>> start
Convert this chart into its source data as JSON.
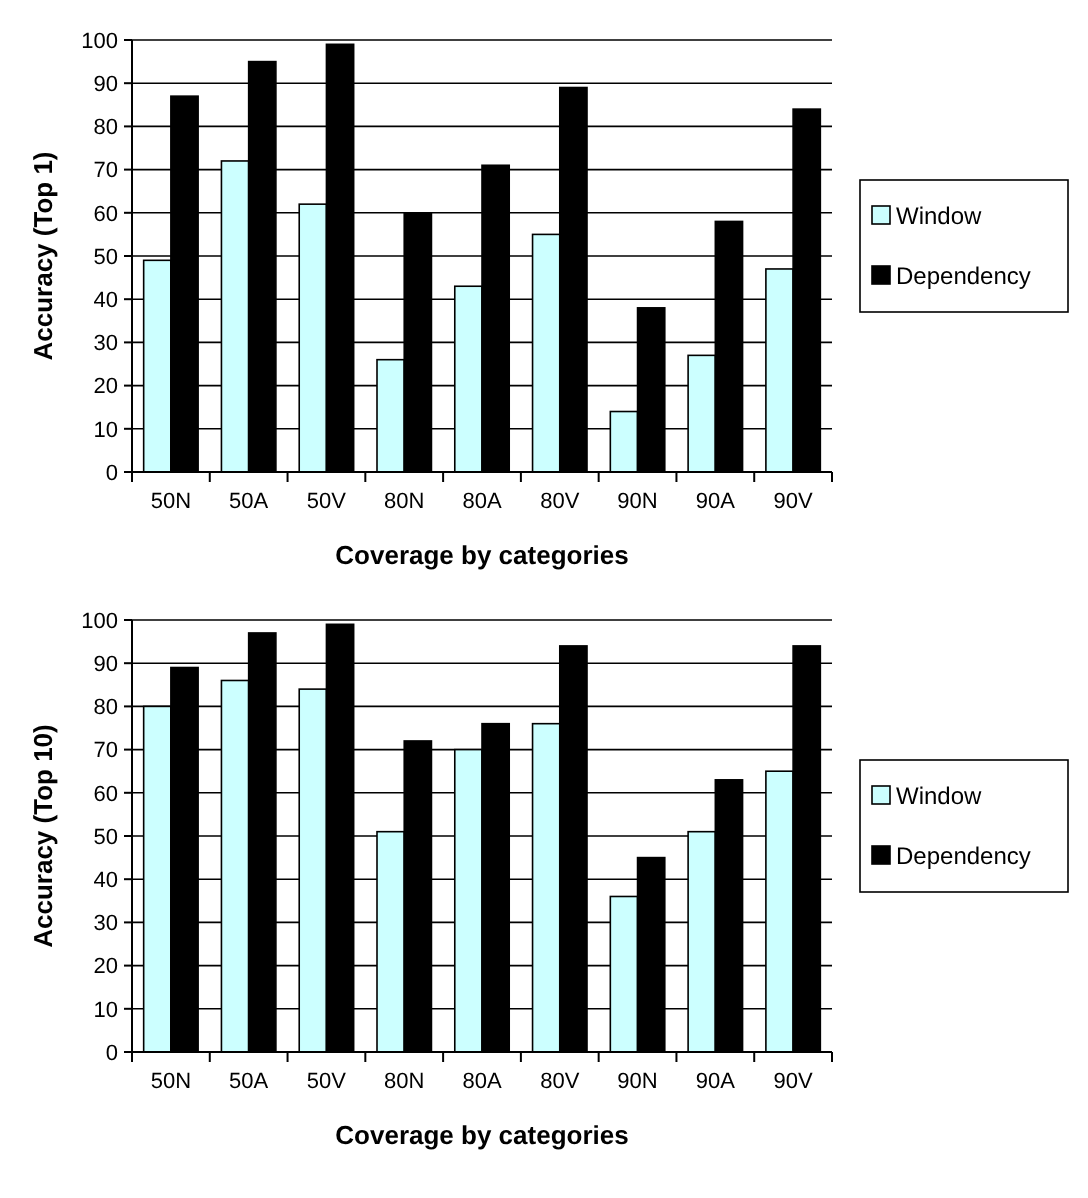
{
  "chart_data": [
    {
      "type": "bar",
      "xlabel": "Coverage by categories",
      "ylabel": "Accuracy (Top 1)",
      "categories": [
        "50N",
        "50A",
        "50V",
        "80N",
        "80A",
        "80V",
        "90N",
        "90A",
        "90V"
      ],
      "series": [
        {
          "name": "Window",
          "color": "#ccffff",
          "values": [
            49,
            72,
            62,
            26,
            43,
            55,
            14,
            27,
            47
          ]
        },
        {
          "name": "Dependency",
          "color": "#000000",
          "values": [
            87,
            95,
            99,
            60,
            71,
            89,
            38,
            58,
            84
          ]
        }
      ],
      "ylim": [
        0,
        100
      ],
      "yticks": [
        0,
        10,
        20,
        30,
        40,
        50,
        60,
        70,
        80,
        90,
        100
      ],
      "grid": "y",
      "legend": "right"
    },
    {
      "type": "bar",
      "xlabel": "Coverage by categories",
      "ylabel": "Accuracy (Top 10)",
      "categories": [
        "50N",
        "50A",
        "50V",
        "80N",
        "80A",
        "80V",
        "90N",
        "90A",
        "90V"
      ],
      "series": [
        {
          "name": "Window",
          "color": "#ccffff",
          "values": [
            80,
            86,
            84,
            51,
            70,
            76,
            36,
            51,
            65
          ]
        },
        {
          "name": "Dependency",
          "color": "#000000",
          "values": [
            89,
            97,
            99,
            72,
            76,
            94,
            45,
            63,
            94
          ]
        }
      ],
      "ylim": [
        0,
        100
      ],
      "yticks": [
        0,
        10,
        20,
        30,
        40,
        50,
        60,
        70,
        80,
        90,
        100
      ],
      "grid": "y",
      "legend": "right"
    }
  ]
}
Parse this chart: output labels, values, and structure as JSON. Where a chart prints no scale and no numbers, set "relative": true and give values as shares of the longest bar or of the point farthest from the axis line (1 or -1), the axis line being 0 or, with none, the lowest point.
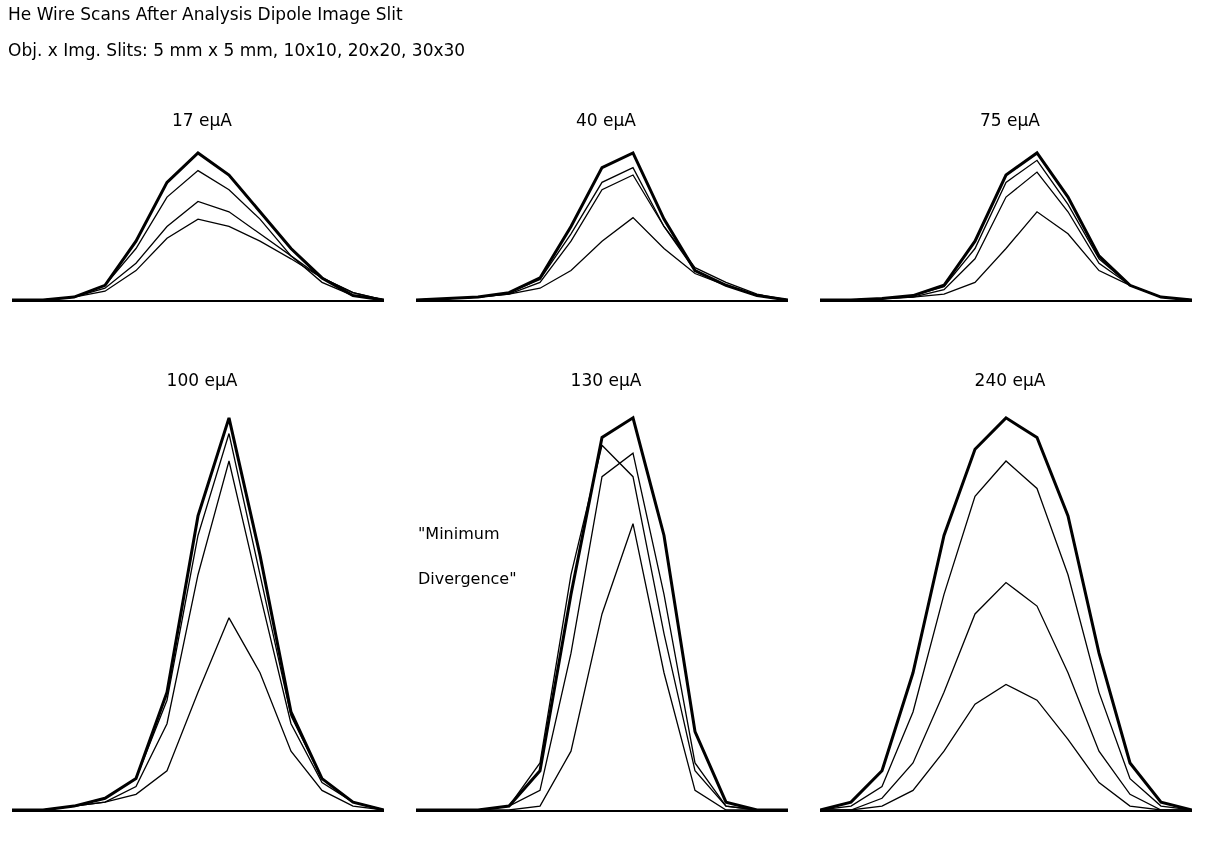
{
  "chart_data": [
    {
      "type": "line",
      "title": "17 eμA",
      "relative": true,
      "legend": false,
      "marker": "none",
      "line_style": "solid",
      "annotations": [
        "He  Wire Scans After Analysis Dipole Image Slit",
        "Obj. x Img. Slits: 5 mm x 5 mm, 10x10, 20x20, 30x30"
      ],
      "categories": [
        null,
        null,
        null,
        null,
        null,
        null,
        null,
        null,
        null,
        null,
        null,
        null,
        null
      ],
      "series": [
        {
          "color": "#000000",
          "values": [
            0,
            0,
            0.02,
            0.1,
            0.4,
            0.8,
            1,
            0.85,
            0.6,
            0.35,
            0.15,
            0.03,
            0
          ]
        },
        {
          "color": "#000000",
          "values": [
            0,
            0,
            0.02,
            0.1,
            0.35,
            0.7,
            0.88,
            0.75,
            0.55,
            0.3,
            0.12,
            0.03,
            0
          ]
        },
        {
          "color": "#000000",
          "values": [
            0,
            0,
            0.02,
            0.08,
            0.25,
            0.5,
            0.67,
            0.6,
            0.45,
            0.3,
            0.15,
            0.05,
            0
          ]
        },
        {
          "color": "#000000",
          "values": [
            0,
            0,
            0.02,
            0.06,
            0.2,
            0.42,
            0.55,
            0.5,
            0.4,
            0.28,
            0.15,
            0.05,
            0
          ]
        }
      ]
    },
    {
      "type": "line",
      "title": "40 eμA",
      "relative": true,
      "legend": false,
      "marker": "none",
      "line_style": "solid",
      "categories": [
        null,
        null,
        null,
        null,
        null,
        null,
        null,
        null,
        null,
        null,
        null,
        null,
        null
      ],
      "series": [
        {
          "color": "#000000",
          "values": [
            0,
            0.01,
            0.02,
            0.05,
            0.15,
            0.5,
            0.9,
            1,
            0.55,
            0.2,
            0.1,
            0.03,
            0
          ]
        },
        {
          "color": "#000000",
          "values": [
            0,
            0.01,
            0.02,
            0.05,
            0.14,
            0.45,
            0.8,
            0.9,
            0.5,
            0.2,
            0.1,
            0.03,
            0
          ]
        },
        {
          "color": "#000000",
          "values": [
            0,
            0.01,
            0.02,
            0.04,
            0.12,
            0.4,
            0.75,
            0.85,
            0.5,
            0.22,
            0.12,
            0.04,
            0
          ]
        },
        {
          "color": "#000000",
          "values": [
            0,
            0.01,
            0.02,
            0.04,
            0.08,
            0.2,
            0.4,
            0.56,
            0.35,
            0.18,
            0.1,
            0.03,
            0
          ]
        }
      ]
    },
    {
      "type": "line",
      "title": "75 eμA",
      "relative": true,
      "legend": false,
      "marker": "none",
      "line_style": "solid",
      "categories": [
        null,
        null,
        null,
        null,
        null,
        null,
        null,
        null,
        null,
        null,
        null,
        null,
        null
      ],
      "series": [
        {
          "color": "#000000",
          "values": [
            0,
            0,
            0.01,
            0.03,
            0.1,
            0.4,
            0.85,
            1,
            0.7,
            0.3,
            0.1,
            0.02,
            0
          ]
        },
        {
          "color": "#000000",
          "values": [
            0,
            0,
            0.01,
            0.03,
            0.09,
            0.35,
            0.8,
            0.95,
            0.65,
            0.28,
            0.1,
            0.02,
            0
          ]
        },
        {
          "color": "#000000",
          "values": [
            0,
            0,
            0.01,
            0.02,
            0.07,
            0.28,
            0.7,
            0.87,
            0.6,
            0.25,
            0.1,
            0.02,
            0
          ]
        },
        {
          "color": "#000000",
          "values": [
            0,
            0,
            0.01,
            0.02,
            0.04,
            0.12,
            0.35,
            0.6,
            0.45,
            0.2,
            0.1,
            0.02,
            0
          ]
        }
      ]
    },
    {
      "type": "line",
      "title": "100 eμA",
      "relative": true,
      "legend": false,
      "marker": "none",
      "line_style": "solid",
      "categories": [
        null,
        null,
        null,
        null,
        null,
        null,
        null,
        null,
        null,
        null,
        null,
        null,
        null
      ],
      "series": [
        {
          "color": "#000000",
          "values": [
            0,
            0,
            0.01,
            0.03,
            0.08,
            0.3,
            0.75,
            1,
            0.65,
            0.25,
            0.08,
            0.02,
            0
          ]
        },
        {
          "color": "#000000",
          "values": [
            0,
            0,
            0.01,
            0.03,
            0.08,
            0.28,
            0.7,
            0.96,
            0.6,
            0.24,
            0.08,
            0.02,
            0
          ]
        },
        {
          "color": "#000000",
          "values": [
            0,
            0,
            0.01,
            0.02,
            0.06,
            0.22,
            0.6,
            0.89,
            0.55,
            0.22,
            0.07,
            0.02,
            0
          ]
        },
        {
          "color": "#000000",
          "values": [
            0,
            0,
            0.01,
            0.02,
            0.04,
            0.1,
            0.3,
            0.49,
            0.35,
            0.15,
            0.05,
            0.01,
            0
          ]
        }
      ]
    },
    {
      "type": "line",
      "title": "130 eμA",
      "relative": true,
      "legend": false,
      "marker": "none",
      "line_style": "solid",
      "annotations": [
        "\"Minimum",
        "Divergence\""
      ],
      "categories": [
        null,
        null,
        null,
        null,
        null,
        null,
        null,
        null,
        null,
        null,
        null,
        null,
        null
      ],
      "series": [
        {
          "color": "#000000",
          "values": [
            0,
            0,
            0,
            0.01,
            0.1,
            0.55,
            0.95,
            1,
            0.7,
            0.2,
            0.02,
            0,
            0
          ]
        },
        {
          "color": "#000000",
          "values": [
            0,
            0,
            0,
            0.01,
            0.12,
            0.6,
            0.93,
            0.85,
            0.45,
            0.1,
            0.01,
            0,
            0
          ]
        },
        {
          "color": "#000000",
          "values": [
            0,
            0,
            0,
            0.01,
            0.05,
            0.4,
            0.85,
            0.91,
            0.55,
            0.12,
            0.01,
            0,
            0
          ]
        },
        {
          "color": "#000000",
          "values": [
            0,
            0,
            0,
            0,
            0.01,
            0.15,
            0.5,
            0.73,
            0.35,
            0.05,
            0,
            0,
            0
          ]
        }
      ]
    },
    {
      "type": "line",
      "title": "240 eμA",
      "relative": true,
      "legend": false,
      "marker": "none",
      "line_style": "solid",
      "categories": [
        null,
        null,
        null,
        null,
        null,
        null,
        null,
        null,
        null,
        null,
        null,
        null,
        null
      ],
      "series": [
        {
          "color": "#000000",
          "values": [
            0,
            0.02,
            0.1,
            0.35,
            0.7,
            0.92,
            1,
            0.95,
            0.75,
            0.4,
            0.12,
            0.02,
            0
          ]
        },
        {
          "color": "#000000",
          "values": [
            0,
            0.01,
            0.06,
            0.25,
            0.55,
            0.8,
            0.89,
            0.82,
            0.6,
            0.3,
            0.08,
            0.01,
            0
          ]
        },
        {
          "color": "#000000",
          "values": [
            0,
            0,
            0.03,
            0.12,
            0.3,
            0.5,
            0.58,
            0.52,
            0.35,
            0.15,
            0.04,
            0,
            0
          ]
        },
        {
          "color": "#000000",
          "values": [
            0,
            0,
            0.01,
            0.05,
            0.15,
            0.27,
            0.32,
            0.28,
            0.18,
            0.07,
            0.01,
            0,
            0
          ]
        }
      ]
    }
  ]
}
>> end
→ INSTRUCTIONS FOR THE TASK
From the entries, copy out each line containing the word "title".

→ RESPONSE TO THE TASK
      "title": "17 eμA",
      "title": "40 eμA",
      "title": "75 eμA",
      "title": "100 eμA",
      "title": "130 eμA",
      "title": "240 eμA",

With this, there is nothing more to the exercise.